+++ SUPPLIED MATERIAL +++

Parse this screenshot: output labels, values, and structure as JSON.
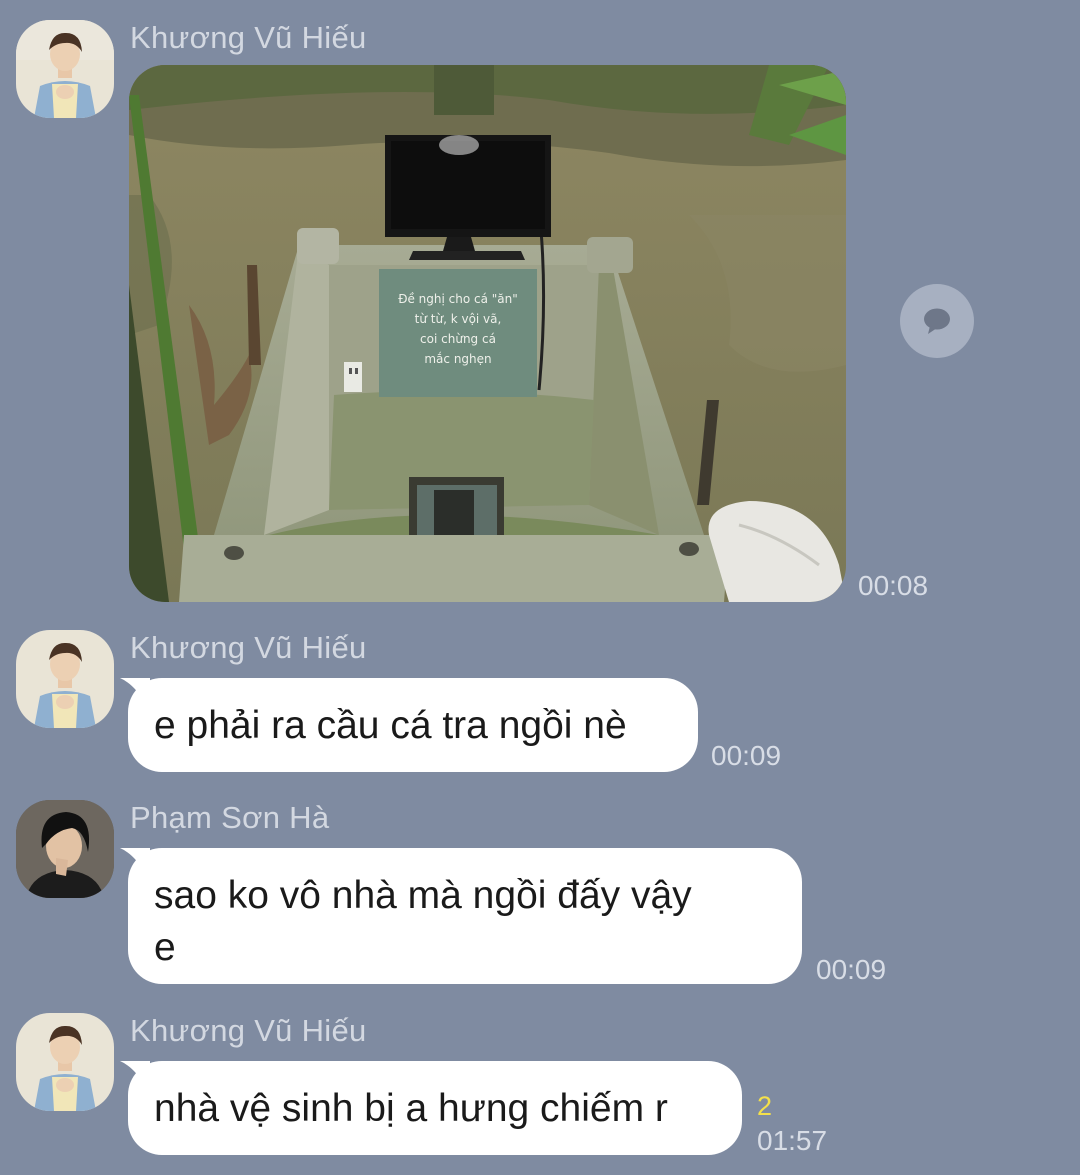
{
  "messages": [
    {
      "sender": "Khương Vũ Hiếu",
      "type": "image",
      "image_sign_text": [
        "Đề nghị cho cá \"ăn\"",
        "từ từ, k vội vã,",
        "coi chừng cá",
        "mắc nghẹn"
      ],
      "time": "00:08"
    },
    {
      "sender": "Khương Vũ Hiếu",
      "type": "text",
      "text": "e phải ra cầu cá tra ngồi nè",
      "time": "00:09"
    },
    {
      "sender": "Phạm Sơn Hà",
      "type": "text",
      "text_line1": "sao ko vô nhà mà ngồi đấy vậy",
      "text_line2": "e",
      "time": "00:09"
    },
    {
      "sender": "Khương Vũ Hiếu",
      "type": "text",
      "text": "nhà vệ sinh bị a hưng chiếm r",
      "read_count": "2",
      "time": "01:57"
    }
  ],
  "icons": {
    "share": "speech-bubble-icon"
  },
  "colors": {
    "background": "#7f8ba1",
    "bubble": "#ffffff",
    "sender_text": "#d3d8e1",
    "time_text": "#d8dde6",
    "read_count": "#f4e04a"
  }
}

+++

→ THE TASK
Copy out every line that includes the word "ngồi".

→ ANSWER TO THIS PROBLEM
      "text": "e phải ra cầu cá tra ngồi nè",
      "text_line1": "sao ko vô nhà mà ngồi đấy vậy",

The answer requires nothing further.